■ Goal of the exercise ■
Look through the data below and return each line where "Oktoberfest" appears.

■ Dataset records ■
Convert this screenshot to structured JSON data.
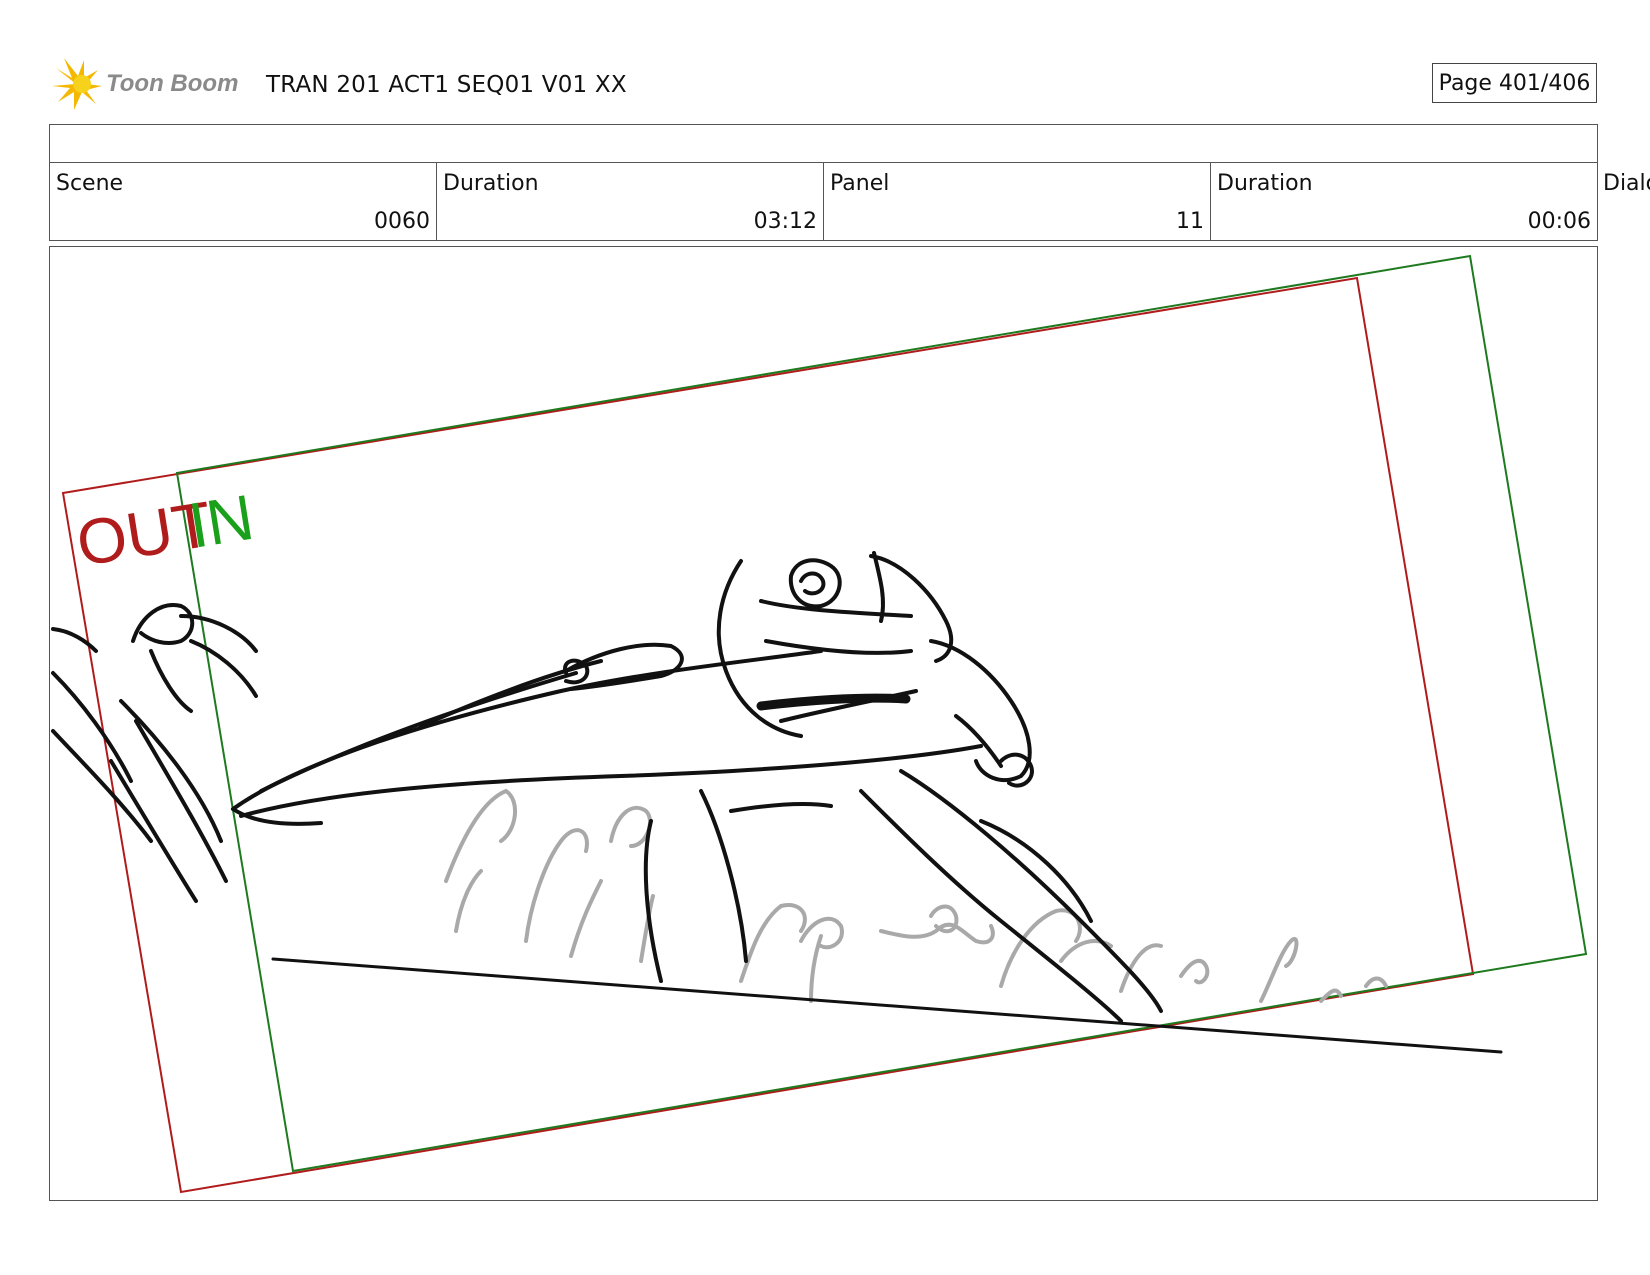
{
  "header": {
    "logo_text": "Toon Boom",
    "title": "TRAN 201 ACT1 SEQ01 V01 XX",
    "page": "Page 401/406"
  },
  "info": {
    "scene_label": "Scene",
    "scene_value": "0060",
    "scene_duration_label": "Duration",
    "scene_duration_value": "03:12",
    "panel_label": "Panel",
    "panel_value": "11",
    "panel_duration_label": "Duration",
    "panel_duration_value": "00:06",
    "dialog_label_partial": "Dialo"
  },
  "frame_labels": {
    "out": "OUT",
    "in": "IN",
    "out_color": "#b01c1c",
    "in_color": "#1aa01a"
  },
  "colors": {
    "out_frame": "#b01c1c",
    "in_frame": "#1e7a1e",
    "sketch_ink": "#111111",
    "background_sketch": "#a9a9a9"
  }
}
==
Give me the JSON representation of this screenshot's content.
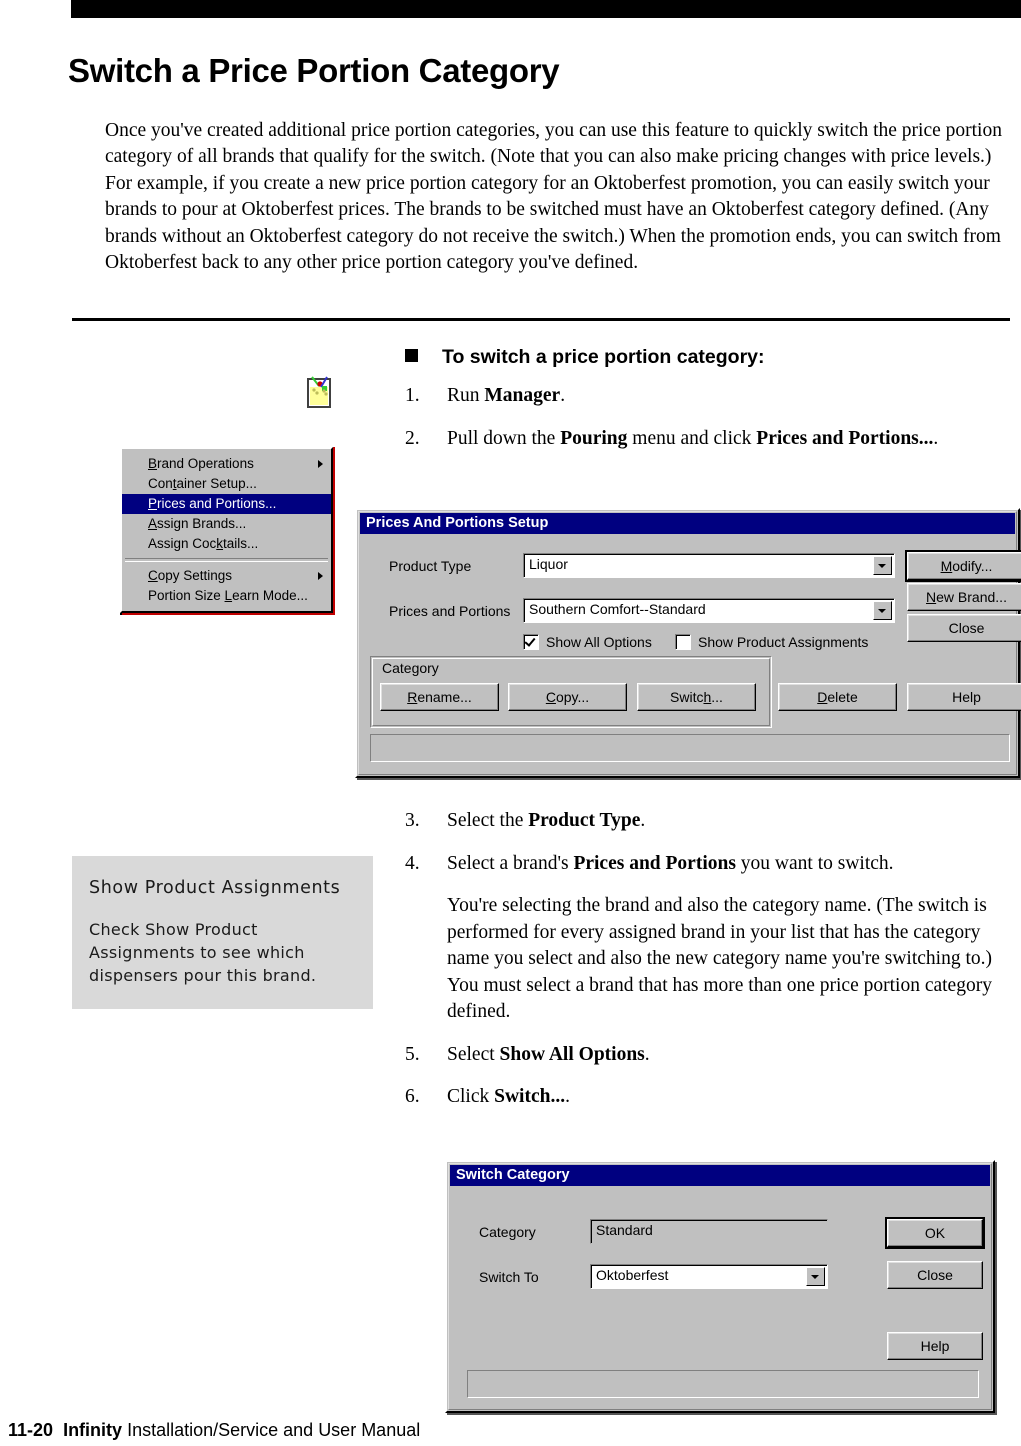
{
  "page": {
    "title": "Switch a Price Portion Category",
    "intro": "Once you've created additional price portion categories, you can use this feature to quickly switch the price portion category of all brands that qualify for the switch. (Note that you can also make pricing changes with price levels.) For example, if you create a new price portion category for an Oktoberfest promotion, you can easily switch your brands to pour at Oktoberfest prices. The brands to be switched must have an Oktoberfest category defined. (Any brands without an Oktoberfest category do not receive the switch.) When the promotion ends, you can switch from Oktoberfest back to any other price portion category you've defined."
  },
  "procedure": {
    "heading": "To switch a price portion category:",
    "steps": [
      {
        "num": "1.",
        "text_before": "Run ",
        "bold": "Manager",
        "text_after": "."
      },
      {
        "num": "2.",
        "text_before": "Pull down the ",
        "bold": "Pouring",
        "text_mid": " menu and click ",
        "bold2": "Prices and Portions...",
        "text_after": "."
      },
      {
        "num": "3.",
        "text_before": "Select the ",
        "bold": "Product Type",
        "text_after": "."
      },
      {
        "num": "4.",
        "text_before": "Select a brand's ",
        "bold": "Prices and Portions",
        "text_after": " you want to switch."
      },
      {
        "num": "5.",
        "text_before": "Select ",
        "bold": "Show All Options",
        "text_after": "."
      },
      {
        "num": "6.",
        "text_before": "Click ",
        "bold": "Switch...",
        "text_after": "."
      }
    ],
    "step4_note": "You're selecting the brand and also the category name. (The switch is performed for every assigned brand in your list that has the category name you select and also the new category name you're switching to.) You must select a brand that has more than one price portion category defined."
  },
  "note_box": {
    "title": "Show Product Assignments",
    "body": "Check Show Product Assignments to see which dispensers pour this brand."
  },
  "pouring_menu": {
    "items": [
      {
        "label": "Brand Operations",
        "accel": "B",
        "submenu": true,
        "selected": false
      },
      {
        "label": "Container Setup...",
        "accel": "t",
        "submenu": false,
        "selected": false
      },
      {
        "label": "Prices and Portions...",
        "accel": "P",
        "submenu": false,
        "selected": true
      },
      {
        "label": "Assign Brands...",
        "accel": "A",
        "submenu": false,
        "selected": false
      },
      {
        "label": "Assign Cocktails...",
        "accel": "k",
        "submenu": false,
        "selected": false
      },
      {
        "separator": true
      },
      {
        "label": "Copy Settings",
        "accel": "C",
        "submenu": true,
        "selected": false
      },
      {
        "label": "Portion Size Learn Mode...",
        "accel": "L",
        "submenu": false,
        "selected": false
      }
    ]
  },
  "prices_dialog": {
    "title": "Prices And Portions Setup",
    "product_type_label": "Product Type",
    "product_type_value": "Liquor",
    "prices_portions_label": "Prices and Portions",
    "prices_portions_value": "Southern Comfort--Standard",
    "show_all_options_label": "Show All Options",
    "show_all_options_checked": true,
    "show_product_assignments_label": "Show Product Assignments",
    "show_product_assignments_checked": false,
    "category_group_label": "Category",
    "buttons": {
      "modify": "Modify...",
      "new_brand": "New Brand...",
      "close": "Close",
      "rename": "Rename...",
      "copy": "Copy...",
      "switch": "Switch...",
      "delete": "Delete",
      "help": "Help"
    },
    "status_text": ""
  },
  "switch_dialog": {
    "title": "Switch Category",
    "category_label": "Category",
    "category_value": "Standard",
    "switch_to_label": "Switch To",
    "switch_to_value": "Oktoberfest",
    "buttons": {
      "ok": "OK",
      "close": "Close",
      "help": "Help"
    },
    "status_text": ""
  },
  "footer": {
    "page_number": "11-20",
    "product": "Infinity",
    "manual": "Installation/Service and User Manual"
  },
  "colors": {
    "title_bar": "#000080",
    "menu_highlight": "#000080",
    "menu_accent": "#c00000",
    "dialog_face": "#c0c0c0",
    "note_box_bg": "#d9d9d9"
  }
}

■ Exercise answer ■
    "intro": "Once you've created additional price portion categories, you can use this feature to quickly switch the price portion category of all brands that qualify for the switch. (Note that you can also make pricing changes with price levels.) For example, if you create a new price portion category for an Oktoberfest promotion, you can easily switch your brands to pour at Oktoberfest prices. The brands to be switched must have an Oktoberfest category defined. (Any brands without an Oktoberfest category do not receive the switch.) When the promotion ends, you can switch from Oktoberfest back to any other price portion category you've defined."
    "switch_to_value": "Oktoberfest",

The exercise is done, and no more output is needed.